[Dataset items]
================
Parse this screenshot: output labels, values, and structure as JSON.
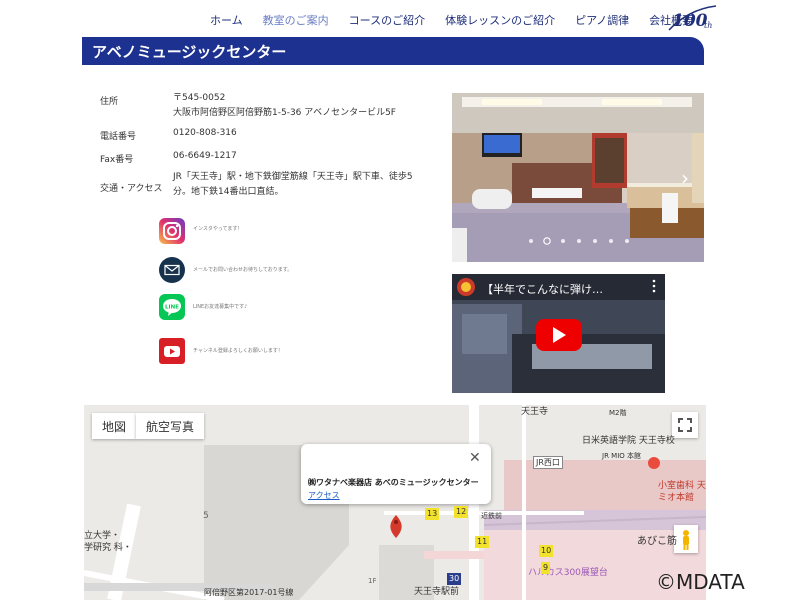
{
  "nav": {
    "items": [
      "ホーム",
      "教室のご案内",
      "コースのご紹介",
      "体験レッスンのご紹介",
      "ピアノ調律",
      "会社概要"
    ],
    "logo_text": "100th"
  },
  "banner": {
    "title": "アベノミュージックセンター"
  },
  "info": {
    "address_label": "住所",
    "postal": "〒545-0052",
    "address": "大阪市阿倍野区阿倍野筋1-5-36 アベノセンタービル5F",
    "phone_label": "電話番号",
    "phone": "0120-808-316",
    "fax_label": "Fax番号",
    "fax": "06-6649-1217",
    "access_label": "交通・アクセス",
    "access_line1": "JR「天王寺」駅・地下鉄御堂筋線「天王寺」駅下車、徒歩5",
    "access_line2": "分。地下鉄14番出口直結。"
  },
  "social": [
    {
      "icon": "instagram-icon",
      "text": "インスタやってます！"
    },
    {
      "icon": "mail-icon",
      "text": "メールでお問い合わせお待ちしております。"
    },
    {
      "icon": "line-icon",
      "text": "LINEお友達募集中です♪"
    },
    {
      "icon": "youtube-icon",
      "text": "チャンネル登録よろしくお願いします！"
    }
  ],
  "video": {
    "title": "【半年でこんなに弾け…"
  },
  "map": {
    "tab_map": "地図",
    "tab_satellite": "航空写真",
    "popup_title": "㈱ワタナベ楽器店 あべのミュージックセンター",
    "popup_link": "アクセス",
    "labels": {
      "tennoji": "天王寺",
      "nichibei": "日米英語学院 天王寺校",
      "jr_mio": "JR MIO 本館",
      "jr_nishiguchi": "JR西口",
      "dental": "小室歯科 天",
      "mio_south": "ミオ本館",
      "harukas": "ハルカス300展望台",
      "abiko": "あびこ筋",
      "tennoji_ekimae": "天王寺駅前",
      "kinmae": "近鉄前",
      "univ1": "立大学・",
      "univ2": "学研究 科・",
      "road": "阿倍野区第2017-01号線",
      "five": "5",
      "floor": "1F",
      "m2": "M2階"
    },
    "numbers": [
      "13",
      "12",
      "11",
      "10",
      "9",
      "30"
    ]
  },
  "watermark": "©MDATA"
}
================
Look for "icon" and pull out every line that has it.

**Correct result:**
      "icon": "instagram-icon",
      "icon": "mail-icon",
      "icon": "line-icon",
      "icon": "youtube-icon",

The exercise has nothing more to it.